* _PROVIDED ENTRIES_:
* START *
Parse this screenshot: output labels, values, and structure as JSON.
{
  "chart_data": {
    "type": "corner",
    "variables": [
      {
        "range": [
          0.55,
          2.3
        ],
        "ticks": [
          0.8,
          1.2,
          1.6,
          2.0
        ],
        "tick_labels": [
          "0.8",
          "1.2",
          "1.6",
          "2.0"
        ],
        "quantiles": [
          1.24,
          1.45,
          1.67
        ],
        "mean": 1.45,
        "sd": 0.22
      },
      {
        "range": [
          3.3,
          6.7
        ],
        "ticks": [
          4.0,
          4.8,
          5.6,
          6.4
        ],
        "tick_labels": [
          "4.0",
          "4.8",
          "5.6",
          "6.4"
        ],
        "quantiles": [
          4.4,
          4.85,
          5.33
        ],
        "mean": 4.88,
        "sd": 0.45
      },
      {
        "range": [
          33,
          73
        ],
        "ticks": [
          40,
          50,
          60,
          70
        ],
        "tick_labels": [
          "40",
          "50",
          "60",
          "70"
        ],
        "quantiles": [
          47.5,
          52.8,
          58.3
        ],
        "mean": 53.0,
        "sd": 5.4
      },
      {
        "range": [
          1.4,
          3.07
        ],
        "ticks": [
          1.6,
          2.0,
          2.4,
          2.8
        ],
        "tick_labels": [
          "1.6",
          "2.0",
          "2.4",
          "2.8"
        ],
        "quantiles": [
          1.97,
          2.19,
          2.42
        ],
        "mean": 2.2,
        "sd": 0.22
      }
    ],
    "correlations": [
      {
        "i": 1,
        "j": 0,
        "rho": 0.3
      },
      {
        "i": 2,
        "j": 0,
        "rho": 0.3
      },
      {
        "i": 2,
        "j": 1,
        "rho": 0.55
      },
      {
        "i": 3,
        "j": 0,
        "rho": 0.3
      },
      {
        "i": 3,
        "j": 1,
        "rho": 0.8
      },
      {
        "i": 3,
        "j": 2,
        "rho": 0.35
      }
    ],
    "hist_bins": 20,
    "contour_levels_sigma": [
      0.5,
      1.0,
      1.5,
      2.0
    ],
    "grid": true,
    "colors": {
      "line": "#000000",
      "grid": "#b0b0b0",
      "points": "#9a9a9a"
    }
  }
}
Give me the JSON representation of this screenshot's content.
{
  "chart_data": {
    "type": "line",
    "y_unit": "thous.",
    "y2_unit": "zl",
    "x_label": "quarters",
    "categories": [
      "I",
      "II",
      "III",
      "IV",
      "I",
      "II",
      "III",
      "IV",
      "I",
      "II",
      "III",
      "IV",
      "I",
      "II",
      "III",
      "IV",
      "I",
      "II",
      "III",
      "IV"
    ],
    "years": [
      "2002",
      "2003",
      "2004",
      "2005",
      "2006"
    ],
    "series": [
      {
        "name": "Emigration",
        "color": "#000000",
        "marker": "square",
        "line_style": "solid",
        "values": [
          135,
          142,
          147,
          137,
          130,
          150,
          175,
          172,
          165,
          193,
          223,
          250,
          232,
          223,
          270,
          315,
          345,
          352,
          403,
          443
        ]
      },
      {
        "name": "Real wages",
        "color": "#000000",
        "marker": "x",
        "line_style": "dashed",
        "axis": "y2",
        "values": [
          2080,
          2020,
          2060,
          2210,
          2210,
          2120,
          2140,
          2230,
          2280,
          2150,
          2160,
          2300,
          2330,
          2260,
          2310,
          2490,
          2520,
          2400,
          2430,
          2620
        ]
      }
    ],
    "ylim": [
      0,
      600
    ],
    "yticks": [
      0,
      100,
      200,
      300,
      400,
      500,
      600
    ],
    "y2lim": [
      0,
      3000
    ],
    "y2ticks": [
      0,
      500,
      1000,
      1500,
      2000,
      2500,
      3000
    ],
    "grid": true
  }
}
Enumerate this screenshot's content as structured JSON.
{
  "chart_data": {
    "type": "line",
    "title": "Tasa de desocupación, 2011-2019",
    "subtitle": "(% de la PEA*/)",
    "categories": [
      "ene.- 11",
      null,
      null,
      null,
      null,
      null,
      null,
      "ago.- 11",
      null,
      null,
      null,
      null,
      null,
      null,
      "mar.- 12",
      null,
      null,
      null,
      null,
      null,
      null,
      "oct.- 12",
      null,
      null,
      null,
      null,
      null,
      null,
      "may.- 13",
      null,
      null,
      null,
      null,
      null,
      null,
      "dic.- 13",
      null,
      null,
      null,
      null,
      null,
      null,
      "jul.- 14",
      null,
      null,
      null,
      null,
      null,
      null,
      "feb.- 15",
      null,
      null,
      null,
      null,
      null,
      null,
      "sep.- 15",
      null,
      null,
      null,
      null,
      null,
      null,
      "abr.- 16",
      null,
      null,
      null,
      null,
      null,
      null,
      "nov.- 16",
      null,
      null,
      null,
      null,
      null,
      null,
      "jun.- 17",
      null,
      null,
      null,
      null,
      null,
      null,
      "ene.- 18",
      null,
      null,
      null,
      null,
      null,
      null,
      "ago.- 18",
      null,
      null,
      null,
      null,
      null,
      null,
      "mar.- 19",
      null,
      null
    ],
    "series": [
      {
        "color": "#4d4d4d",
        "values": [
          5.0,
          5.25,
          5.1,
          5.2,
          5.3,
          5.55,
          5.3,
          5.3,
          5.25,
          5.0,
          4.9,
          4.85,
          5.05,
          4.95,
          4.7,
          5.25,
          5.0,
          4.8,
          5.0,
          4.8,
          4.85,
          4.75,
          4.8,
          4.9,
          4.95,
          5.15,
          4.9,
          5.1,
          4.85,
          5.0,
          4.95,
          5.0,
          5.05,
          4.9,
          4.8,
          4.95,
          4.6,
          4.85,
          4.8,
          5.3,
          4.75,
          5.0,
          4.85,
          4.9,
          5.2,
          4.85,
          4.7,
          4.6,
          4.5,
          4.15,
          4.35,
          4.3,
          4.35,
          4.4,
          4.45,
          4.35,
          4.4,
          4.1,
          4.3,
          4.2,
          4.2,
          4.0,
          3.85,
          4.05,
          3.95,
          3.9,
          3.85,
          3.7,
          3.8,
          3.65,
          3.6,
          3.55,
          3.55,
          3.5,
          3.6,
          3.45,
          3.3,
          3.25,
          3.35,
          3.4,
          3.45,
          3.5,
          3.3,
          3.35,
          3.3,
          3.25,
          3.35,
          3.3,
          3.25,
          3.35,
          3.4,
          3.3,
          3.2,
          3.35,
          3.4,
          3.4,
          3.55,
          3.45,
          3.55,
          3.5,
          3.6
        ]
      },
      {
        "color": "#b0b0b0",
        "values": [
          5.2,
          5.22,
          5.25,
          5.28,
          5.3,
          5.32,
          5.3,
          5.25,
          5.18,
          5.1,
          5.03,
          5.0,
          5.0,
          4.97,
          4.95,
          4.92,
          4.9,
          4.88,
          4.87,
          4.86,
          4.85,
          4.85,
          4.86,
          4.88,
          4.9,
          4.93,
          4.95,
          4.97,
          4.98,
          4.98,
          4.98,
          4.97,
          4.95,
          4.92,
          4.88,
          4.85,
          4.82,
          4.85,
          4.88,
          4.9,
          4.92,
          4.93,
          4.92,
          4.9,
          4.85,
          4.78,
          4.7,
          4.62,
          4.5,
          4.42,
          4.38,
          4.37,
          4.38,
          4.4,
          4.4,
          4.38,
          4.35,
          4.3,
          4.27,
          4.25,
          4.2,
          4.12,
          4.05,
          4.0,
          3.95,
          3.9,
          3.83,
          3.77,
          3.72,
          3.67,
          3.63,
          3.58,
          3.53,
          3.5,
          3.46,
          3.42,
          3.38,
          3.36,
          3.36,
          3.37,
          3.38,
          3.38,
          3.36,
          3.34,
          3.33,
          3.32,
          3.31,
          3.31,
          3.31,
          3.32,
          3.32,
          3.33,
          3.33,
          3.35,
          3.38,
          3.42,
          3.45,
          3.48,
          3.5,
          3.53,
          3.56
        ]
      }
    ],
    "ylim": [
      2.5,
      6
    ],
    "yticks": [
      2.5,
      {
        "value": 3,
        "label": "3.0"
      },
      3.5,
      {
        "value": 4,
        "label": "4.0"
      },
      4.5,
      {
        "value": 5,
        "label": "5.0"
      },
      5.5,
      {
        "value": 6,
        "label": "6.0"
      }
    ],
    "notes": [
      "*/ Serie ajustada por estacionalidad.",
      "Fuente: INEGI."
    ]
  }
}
* END *
* _PROBLEM DESCRIPTION_: Find each line that has the word "content", then copy it out.

* _THE ANSWER_:
Give me the JSON representation of this screenshot's content.
Enumerate this screenshot's content as structured JSON.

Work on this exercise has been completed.